» **EXERCISE REQUIREMENTS**
All the data below goes into the copy word for word, but the pictures don't.

» **DATA PROVIDED**
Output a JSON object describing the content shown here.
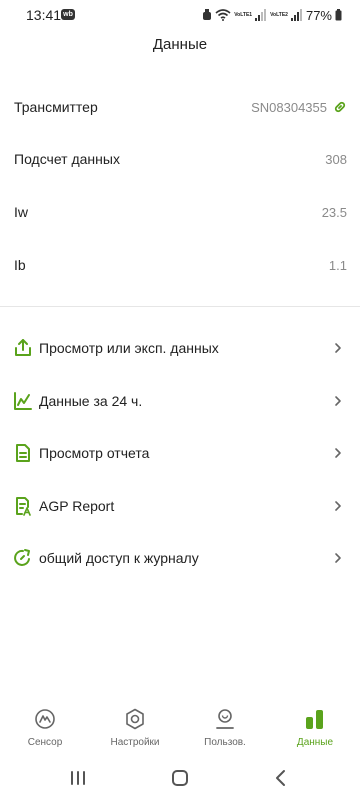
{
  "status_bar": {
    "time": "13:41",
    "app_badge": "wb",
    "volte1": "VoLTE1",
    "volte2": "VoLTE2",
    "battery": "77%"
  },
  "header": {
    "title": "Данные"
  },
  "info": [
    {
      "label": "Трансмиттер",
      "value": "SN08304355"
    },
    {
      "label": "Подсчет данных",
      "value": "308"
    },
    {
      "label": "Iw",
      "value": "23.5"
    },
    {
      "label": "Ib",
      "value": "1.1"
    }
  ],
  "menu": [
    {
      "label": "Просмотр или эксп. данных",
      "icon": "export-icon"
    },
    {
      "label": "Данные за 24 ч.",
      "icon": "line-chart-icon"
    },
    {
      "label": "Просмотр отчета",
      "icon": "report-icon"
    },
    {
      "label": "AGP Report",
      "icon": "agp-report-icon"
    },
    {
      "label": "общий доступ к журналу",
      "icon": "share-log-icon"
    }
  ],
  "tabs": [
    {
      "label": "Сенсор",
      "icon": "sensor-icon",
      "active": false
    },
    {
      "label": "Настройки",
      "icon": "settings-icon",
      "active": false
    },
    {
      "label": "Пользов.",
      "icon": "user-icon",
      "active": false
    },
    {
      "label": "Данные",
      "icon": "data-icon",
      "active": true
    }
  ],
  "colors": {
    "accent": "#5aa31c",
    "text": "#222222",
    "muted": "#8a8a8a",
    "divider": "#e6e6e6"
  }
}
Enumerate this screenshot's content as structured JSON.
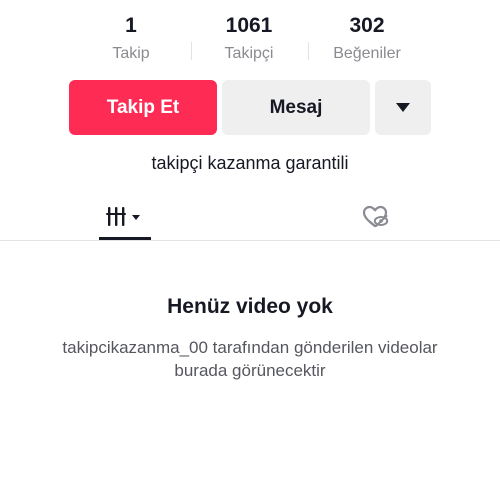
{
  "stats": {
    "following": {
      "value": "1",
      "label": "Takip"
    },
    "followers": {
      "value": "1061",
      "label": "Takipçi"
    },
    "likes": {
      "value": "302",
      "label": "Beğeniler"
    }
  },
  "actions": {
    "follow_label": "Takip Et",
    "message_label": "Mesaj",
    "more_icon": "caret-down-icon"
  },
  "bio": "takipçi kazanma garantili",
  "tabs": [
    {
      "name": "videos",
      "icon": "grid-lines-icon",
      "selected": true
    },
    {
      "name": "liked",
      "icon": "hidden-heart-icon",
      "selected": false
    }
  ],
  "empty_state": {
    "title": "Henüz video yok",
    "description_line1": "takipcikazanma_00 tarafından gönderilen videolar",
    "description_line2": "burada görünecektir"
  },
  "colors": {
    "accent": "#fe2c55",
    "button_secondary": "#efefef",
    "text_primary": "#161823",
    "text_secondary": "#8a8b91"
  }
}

» **RESULT BELOW**
Output a JSON object describing the content shown here.
{
  "status_bar": {
    "time": "13:41",
    "app_badge": "wb",
    "volte1": "VoLTE1",
    "volte2": "VoLTE2",
    "battery": "77%"
  },
  "header": {
    "title": "Данные"
  },
  "info": [
    {
      "label": "Трансмиттер",
      "value": "SN08304355"
    },
    {
      "label": "Подсчет данных",
      "value": "308"
    },
    {
      "label": "Iw",
      "value": "23.5"
    },
    {
      "label": "Ib",
      "value": "1.1"
    }
  ],
  "menu": [
    {
      "label": "Просмотр или эксп. данных",
      "icon": "export-icon"
    },
    {
      "label": "Данные за 24 ч.",
      "icon": "line-chart-icon"
    },
    {
      "label": "Просмотр отчета",
      "icon": "report-icon"
    },
    {
      "label": "AGP Report",
      "icon": "agp-report-icon"
    },
    {
      "label": "общий доступ к журналу",
      "icon": "share-log-icon"
    }
  ],
  "tabs": [
    {
      "label": "Сенсор",
      "icon": "sensor-icon",
      "active": false
    },
    {
      "label": "Настройки",
      "icon": "settings-icon",
      "active": false
    },
    {
      "label": "Пользов.",
      "icon": "user-icon",
      "active": false
    },
    {
      "label": "Данные",
      "icon": "data-icon",
      "active": true
    }
  ],
  "colors": {
    "accent": "#5aa31c",
    "text": "#222222",
    "muted": "#8a8a8a",
    "divider": "#e6e6e6"
  }
}
Enumerate this screenshot's content as structured JSON.
{
  "stats": {
    "following": {
      "value": "1",
      "label": "Takip"
    },
    "followers": {
      "value": "1061",
      "label": "Takipçi"
    },
    "likes": {
      "value": "302",
      "label": "Beğeniler"
    }
  },
  "actions": {
    "follow_label": "Takip Et",
    "message_label": "Mesaj",
    "more_icon": "caret-down-icon"
  },
  "bio": "takipçi kazanma garantili",
  "tabs": [
    {
      "name": "videos",
      "icon": "grid-lines-icon",
      "selected": true
    },
    {
      "name": "liked",
      "icon": "hidden-heart-icon",
      "selected": false
    }
  ],
  "empty_state": {
    "title": "Henüz video yok",
    "description_line1": "takipcikazanma_00 tarafından gönderilen videolar",
    "description_line2": "burada görünecektir"
  },
  "colors": {
    "accent": "#fe2c55",
    "button_secondary": "#efefef",
    "text_primary": "#161823",
    "text_secondary": "#8a8b91"
  }
}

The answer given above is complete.